### Task instructions
Go through the entries one line at a time, and gather every line that has the word "also".

━━ Records for the task

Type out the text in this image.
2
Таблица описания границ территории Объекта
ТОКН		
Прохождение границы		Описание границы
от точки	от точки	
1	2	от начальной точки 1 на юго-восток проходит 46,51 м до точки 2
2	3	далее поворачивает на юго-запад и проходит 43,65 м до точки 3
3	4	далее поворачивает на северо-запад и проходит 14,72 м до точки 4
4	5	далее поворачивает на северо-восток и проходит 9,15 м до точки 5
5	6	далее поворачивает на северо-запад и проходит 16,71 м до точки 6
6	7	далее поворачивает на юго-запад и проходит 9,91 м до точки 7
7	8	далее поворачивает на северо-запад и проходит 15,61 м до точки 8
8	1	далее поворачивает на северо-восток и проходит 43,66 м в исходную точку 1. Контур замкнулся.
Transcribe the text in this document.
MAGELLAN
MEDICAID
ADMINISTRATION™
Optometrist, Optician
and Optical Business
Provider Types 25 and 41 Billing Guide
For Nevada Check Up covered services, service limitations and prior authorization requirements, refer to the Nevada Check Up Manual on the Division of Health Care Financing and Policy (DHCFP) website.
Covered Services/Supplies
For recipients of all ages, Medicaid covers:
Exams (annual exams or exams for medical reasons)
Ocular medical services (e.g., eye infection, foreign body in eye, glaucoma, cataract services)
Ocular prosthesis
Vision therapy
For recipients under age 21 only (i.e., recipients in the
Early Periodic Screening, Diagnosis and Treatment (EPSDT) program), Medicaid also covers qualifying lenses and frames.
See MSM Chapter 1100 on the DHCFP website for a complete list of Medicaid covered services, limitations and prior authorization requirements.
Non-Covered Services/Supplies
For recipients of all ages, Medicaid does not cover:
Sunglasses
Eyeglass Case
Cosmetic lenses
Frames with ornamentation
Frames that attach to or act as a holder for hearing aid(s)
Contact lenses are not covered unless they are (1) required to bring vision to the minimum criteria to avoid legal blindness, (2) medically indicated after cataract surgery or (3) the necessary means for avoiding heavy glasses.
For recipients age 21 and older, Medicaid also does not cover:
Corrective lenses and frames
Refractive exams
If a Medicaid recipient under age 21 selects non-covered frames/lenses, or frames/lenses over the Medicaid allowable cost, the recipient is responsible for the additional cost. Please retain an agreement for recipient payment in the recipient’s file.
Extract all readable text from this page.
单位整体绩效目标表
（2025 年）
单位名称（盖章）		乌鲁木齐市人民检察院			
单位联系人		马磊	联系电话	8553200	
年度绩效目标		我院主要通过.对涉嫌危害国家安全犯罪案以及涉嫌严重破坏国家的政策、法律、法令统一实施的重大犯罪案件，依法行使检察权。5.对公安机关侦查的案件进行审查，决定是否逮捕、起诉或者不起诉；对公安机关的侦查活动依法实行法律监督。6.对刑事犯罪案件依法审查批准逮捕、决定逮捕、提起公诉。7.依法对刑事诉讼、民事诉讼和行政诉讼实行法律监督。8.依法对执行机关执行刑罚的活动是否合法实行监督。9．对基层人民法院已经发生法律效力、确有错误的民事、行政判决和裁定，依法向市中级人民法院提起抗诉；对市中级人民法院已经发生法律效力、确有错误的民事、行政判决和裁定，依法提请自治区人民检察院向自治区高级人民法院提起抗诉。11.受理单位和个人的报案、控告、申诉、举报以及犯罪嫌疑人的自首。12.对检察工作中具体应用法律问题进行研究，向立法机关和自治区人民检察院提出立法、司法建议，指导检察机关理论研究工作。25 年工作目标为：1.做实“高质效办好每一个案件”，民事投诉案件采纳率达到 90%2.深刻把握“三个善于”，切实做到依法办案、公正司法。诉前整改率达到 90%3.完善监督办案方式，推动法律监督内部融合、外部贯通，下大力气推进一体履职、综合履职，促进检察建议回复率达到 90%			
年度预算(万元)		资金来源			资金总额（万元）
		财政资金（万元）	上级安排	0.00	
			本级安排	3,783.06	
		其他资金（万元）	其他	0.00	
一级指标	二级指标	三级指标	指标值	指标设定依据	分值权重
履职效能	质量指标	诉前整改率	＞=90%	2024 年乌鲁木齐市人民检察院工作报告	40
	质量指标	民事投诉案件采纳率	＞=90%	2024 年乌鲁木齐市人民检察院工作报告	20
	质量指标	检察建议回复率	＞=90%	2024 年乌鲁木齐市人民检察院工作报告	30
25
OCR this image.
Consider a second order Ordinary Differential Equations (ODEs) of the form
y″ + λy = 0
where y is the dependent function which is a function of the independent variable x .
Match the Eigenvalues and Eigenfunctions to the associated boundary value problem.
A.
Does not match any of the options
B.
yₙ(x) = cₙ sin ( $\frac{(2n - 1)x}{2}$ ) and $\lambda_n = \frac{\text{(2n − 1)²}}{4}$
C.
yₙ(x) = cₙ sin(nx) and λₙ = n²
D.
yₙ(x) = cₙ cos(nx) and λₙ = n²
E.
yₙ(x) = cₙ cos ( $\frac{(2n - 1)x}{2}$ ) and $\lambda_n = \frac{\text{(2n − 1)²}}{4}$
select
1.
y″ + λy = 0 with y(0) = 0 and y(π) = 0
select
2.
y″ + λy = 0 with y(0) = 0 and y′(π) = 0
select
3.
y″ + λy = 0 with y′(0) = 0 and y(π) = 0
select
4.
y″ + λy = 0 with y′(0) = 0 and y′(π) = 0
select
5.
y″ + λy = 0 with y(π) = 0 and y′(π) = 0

━━━━

### Task output
Early Periodic Screening, Diagnosis and Treatment (EPSDT) program), Medicaid also covers qualifying lenses and frames.
For recipients age 21 and older, Medicaid also does not cover:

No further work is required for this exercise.